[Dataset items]

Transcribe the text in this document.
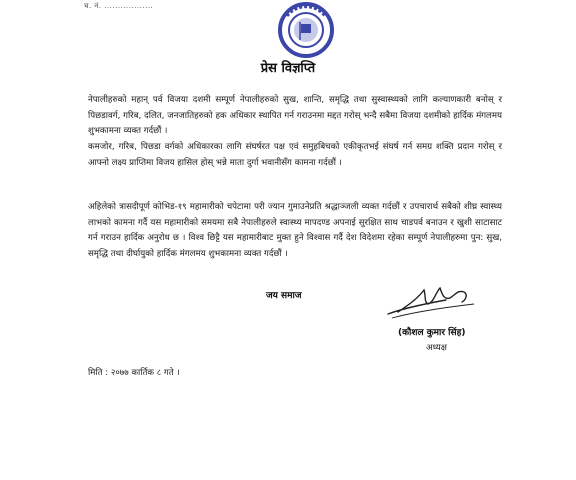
च. नं. ..................
प्रेस विज्ञप्ति
नेपालीहरुको महान् पर्व विजया दशमी सम्पूर्ण नेपालीहरुको सुख, शान्ति, समृद्धि तथा सुस्वास्थ्यको लागि कल्याणकारी बनोस् र पिछडावर्ग, गरिब, दलित, जनजातिहरुको हक अधिकार स्थापित गर्न गराउनमा मद्दत गरोस् भन्दै सबैमा विजया दशमीको हार्दिक मंगलमय शुभकामना व्यक्त गर्दछौं ।
कमजोर, गरिब, पिछडा वर्गको अधिकारका लागि संघर्षरत पक्ष एवं समुहबिचको एकीकृतभई संघर्ष गर्न समग्र शक्ति प्रदान गरोस् र आफ्नो लक्ष्य प्राप्तिमा विजय हासिल होस् भन्ने माता दुर्गा भवानीसँग कामना गर्दछौं ।
अहिलेको त्रासदीपूर्ण कोभिड-१९ महामारीको चपेटामा परी ज्यान गुमाउनेप्रति श्रद्धाञ्जली व्यक्त गर्दछौं र उपचारार्थ सबैको शीघ्र स्वास्थ्य लाभको कामना गर्दै यस महामारीको समयमा सबै नेपालीहरुले स्वास्थ्य मापदण्ड अपनाई सुरक्षित साथ चाडपर्व बनाउन र खुशी साटासाट गर्न गराउन हार्दिक अनुरोध छ । विश्व छिट्टै यस महामारीबाट मुक्त हुने विश्वास गर्दै देश विदेशमा रहेका सम्पूर्ण नेपालीहरुमा पुन: सुख, समृद्धि तथा दीर्घायुको हार्दिक मंगलमय शुभकामना व्यक्त गर्दछौं ।
जय समाज
(कौशल कुमार सिंह)
अध्यक्ष
मिति : २०७७ कार्तिक ८ गते ।
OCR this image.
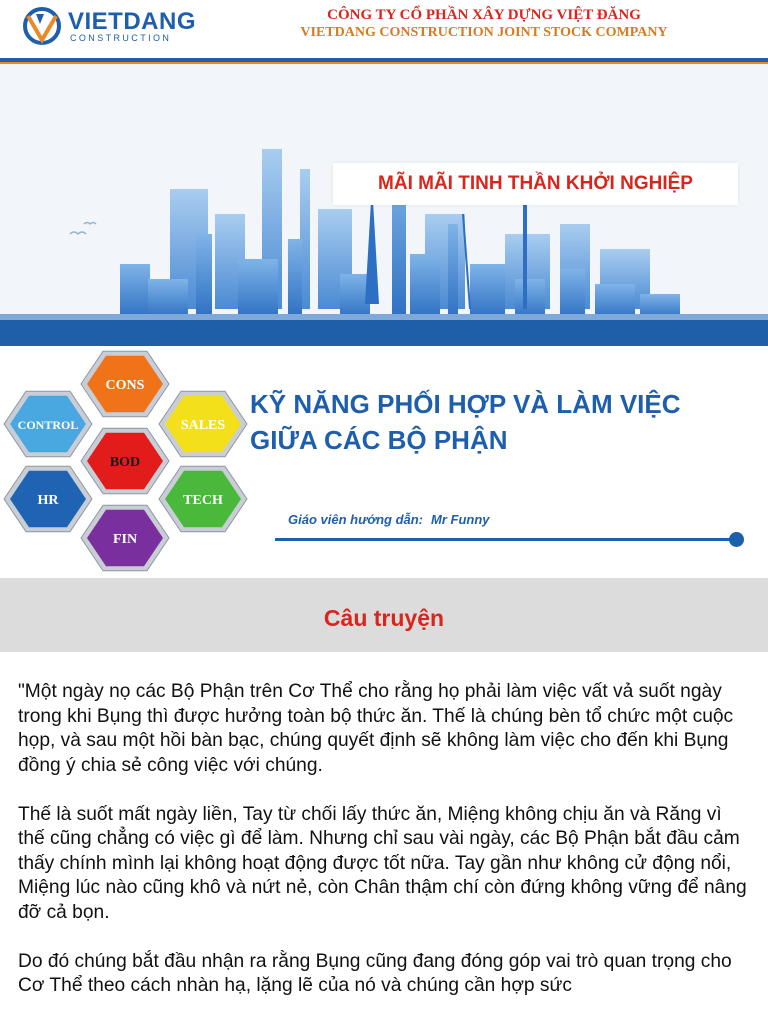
VIETDANG
CONSTRUCTION
CÔNG TY CỔ PHẦN XÂY DỰNG VIỆT ĐĂNG
VIETDANG CONSTRUCTION JOINT STOCK COMPANY
MÃI MÃI TINH THẦN KHỞI NGHIỆP
CONS
CONTROL	SALES
BOD
HR	TECH
FIN

KỸ NĂNG PHỐI HỢP VÀ LÀM VIỆC

GIỮA CÁC BỘ PHẬN

Giáo viên hướng dẫn: Mr Funny
Câu truyện

"Một ngày nọ các Bộ Phận trên Cơ Thể cho rằng họ phải làm việc vất vả suốt ngày trong khi Bụng thì được hưởng toàn bộ thức ăn. Thế là chúng bèn tổ chức một cuộc họp, và sau một hồi bàn bạc, chúng quyết định sẽ không làm việc cho đến khi Bụng đồng ý chia sẻ công việc với chúng.

Thế là suốt mất ngày liền, Tay từ chối lấy thức ăn, Miệng không chịu ăn và Răng vì thế cũng chẳng có việc gì để làm. Nhưng chỉ sau vài ngày, các Bộ Phận bắt đầu cảm thấy chính mình lại không hoạt động được tốt nữa. Tay gần như không cử động nổi, Miệng lúc nào cũng khô và nứt nẻ, còn Chân thậm chí còn đứng không vững để nâng đỡ cả bọn.

Do đó chúng bắt đầu nhận ra rằng Bụng cũng đang đóng góp vai trò quan trọng cho Cơ Thể theo cách nhàn hạ, lặng lẽ của nó và chúng cần hợp sức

* _WHAT THE TASK REQUIRES_
Every record above should come back exactly, but without its pictures.

* _COMPLETE ANSWER_
Transcribe the text in this document.
च. नं. ..................
प्रेस विज्ञप्ति
नेपालीहरुको महान् पर्व विजया दशमी सम्पूर्ण नेपालीहरुको सुख, शान्ति, समृद्धि तथा सुस्वास्थ्यको लागि कल्याणकारी बनोस् र पिछडावर्ग, गरिब, दलित, जनजातिहरुको हक अधिकार स्थापित गर्न गराउनमा मद्दत गरोस् भन्दै सबैमा विजया दशमीको हार्दिक मंगलमय शुभकामना व्यक्त गर्दछौं ।
कमजोर, गरिब, पिछडा वर्गको अधिकारका लागि संघर्षरत पक्ष एवं समुहबिचको एकीकृतभई संघर्ष गर्न समग्र शक्ति प्रदान गरोस् र आफ्नो लक्ष्य प्राप्तिमा विजय हासिल होस् भन्ने माता दुर्गा भवानीसँग कामना गर्दछौं ।
अहिलेको त्रासदीपूर्ण कोभिड-१९ महामारीको चपेटामा परी ज्यान गुमाउनेप्रति श्रद्धाञ्जली व्यक्त गर्दछौं र उपचारार्थ सबैको शीघ्र स्वास्थ्य लाभको कामना गर्दै यस महामारीको समयमा सबै नेपालीहरुले स्वास्थ्य मापदण्ड अपनाई सुरक्षित साथ चाडपर्व बनाउन र खुशी साटासाट गर्न गराउन हार्दिक अनुरोध छ । विश्व छिट्टै यस महामारीबाट मुक्त हुने विश्वास गर्दै देश विदेशमा रहेका सम्पूर्ण नेपालीहरुमा पुन: सुख, समृद्धि तथा दीर्घायुको हार्दिक मंगलमय शुभकामना व्यक्त गर्दछौं ।
जय समाज
(कौशल कुमार सिंह)
अध्यक्ष
मिति : २०७७ कार्तिक ८ गते ।
OCR this image.
VIETDANG
CONSTRUCTION
CÔNG TY CỔ PHẦN XÂY DỰNG VIỆT ĐĂNG
VIETDANG CONSTRUCTION JOINT STOCK COMPANY
MÃI MÃI TINH THẦN KHỞI NGHIỆP
CONS
CONTROL	SALES
BOD
HR	TECH
FIN

KỸ NĂNG PHỐI HỢP VÀ LÀM VIỆC

GIỮA CÁC BỘ PHẬN

Giáo viên hướng dẫn: Mr Funny
Câu truyện

"Một ngày nọ các Bộ Phận trên Cơ Thể cho rằng họ phải làm việc vất vả suốt ngày trong khi Bụng thì được hưởng toàn bộ thức ăn. Thế là chúng bèn tổ chức một cuộc họp, và sau một hồi bàn bạc, chúng quyết định sẽ không làm việc cho đến khi Bụng đồng ý chia sẻ công việc với chúng.

Thế là suốt mất ngày liền, Tay từ chối lấy thức ăn, Miệng không chịu ăn và Răng vì thế cũng chẳng có việc gì để làm. Nhưng chỉ sau vài ngày, các Bộ Phận bắt đầu cảm thấy chính mình lại không hoạt động được tốt nữa. Tay gần như không cử động nổi, Miệng lúc nào cũng khô và nứt nẻ, còn Chân thậm chí còn đứng không vững để nâng đỡ cả bọn.

Do đó chúng bắt đầu nhận ra rằng Bụng cũng đang đóng góp vai trò quan trọng cho Cơ Thể theo cách nhàn hạ, lặng lẽ của nó và chúng cần hợp sức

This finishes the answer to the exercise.